#### Task instructions:
Copy each line below in which the string "this" occurs.

#### Material shown:
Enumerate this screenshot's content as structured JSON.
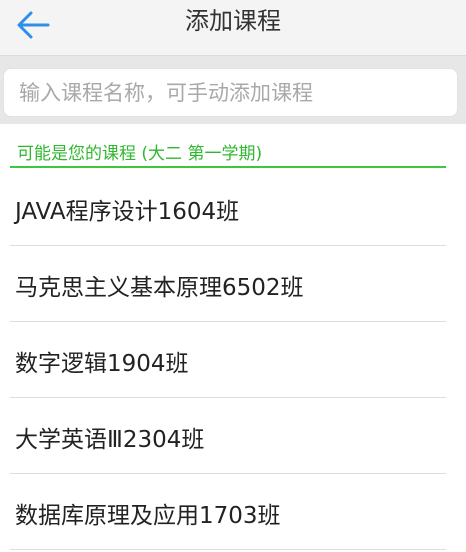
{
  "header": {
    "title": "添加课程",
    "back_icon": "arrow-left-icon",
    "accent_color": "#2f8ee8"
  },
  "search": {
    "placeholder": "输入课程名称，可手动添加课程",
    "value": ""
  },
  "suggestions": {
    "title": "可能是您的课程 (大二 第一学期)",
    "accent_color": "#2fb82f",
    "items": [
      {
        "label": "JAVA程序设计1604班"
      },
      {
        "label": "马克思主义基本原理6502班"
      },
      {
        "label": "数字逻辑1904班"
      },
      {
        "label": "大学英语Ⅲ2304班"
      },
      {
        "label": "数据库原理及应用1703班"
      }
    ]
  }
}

---

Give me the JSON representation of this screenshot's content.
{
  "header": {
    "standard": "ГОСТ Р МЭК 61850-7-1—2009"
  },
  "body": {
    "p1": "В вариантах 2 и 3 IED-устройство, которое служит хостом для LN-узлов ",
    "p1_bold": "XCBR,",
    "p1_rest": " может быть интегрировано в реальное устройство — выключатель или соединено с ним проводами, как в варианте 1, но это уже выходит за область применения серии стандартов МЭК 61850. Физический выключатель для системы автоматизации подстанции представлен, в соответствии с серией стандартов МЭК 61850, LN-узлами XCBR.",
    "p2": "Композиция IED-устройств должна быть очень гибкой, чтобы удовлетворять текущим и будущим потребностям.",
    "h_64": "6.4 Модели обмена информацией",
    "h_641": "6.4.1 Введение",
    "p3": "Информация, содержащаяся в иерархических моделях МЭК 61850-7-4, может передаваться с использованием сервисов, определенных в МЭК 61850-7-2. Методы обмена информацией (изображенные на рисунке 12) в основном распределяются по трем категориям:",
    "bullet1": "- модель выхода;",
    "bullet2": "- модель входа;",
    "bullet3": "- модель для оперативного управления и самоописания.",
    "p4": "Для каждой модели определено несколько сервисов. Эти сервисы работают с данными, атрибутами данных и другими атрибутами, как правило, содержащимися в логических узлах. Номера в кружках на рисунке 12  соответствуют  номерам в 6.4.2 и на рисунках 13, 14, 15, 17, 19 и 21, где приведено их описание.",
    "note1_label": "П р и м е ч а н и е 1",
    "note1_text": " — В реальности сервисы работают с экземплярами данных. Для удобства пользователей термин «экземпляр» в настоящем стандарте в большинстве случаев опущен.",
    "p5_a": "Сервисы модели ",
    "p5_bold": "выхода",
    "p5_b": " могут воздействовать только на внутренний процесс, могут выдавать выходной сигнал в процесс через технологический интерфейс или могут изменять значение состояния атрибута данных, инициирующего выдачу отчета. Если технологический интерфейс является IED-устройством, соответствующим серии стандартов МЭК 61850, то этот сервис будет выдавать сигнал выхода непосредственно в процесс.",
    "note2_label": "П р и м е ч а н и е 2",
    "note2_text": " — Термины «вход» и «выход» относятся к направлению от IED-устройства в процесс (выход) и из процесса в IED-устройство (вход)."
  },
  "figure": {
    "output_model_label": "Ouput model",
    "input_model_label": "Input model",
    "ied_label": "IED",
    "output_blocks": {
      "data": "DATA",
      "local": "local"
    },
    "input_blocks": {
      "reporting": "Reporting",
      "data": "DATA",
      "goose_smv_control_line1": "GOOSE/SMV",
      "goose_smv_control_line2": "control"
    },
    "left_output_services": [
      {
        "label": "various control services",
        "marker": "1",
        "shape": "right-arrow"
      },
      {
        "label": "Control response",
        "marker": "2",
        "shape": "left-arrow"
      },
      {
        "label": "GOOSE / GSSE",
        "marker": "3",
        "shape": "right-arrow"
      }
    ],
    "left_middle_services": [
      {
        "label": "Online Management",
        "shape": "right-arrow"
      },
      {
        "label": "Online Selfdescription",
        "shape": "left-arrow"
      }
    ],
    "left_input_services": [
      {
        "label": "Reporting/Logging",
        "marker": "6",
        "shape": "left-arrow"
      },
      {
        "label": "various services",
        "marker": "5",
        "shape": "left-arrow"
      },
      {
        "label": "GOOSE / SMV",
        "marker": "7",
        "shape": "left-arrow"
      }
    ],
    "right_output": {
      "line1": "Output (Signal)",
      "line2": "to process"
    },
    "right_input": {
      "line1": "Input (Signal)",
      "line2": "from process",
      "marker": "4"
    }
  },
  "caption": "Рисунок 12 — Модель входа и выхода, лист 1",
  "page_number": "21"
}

#### Exercise result:
Enumerate this screenshot's content as structured JSON.
Give me the JSON representation of this screenshot's content.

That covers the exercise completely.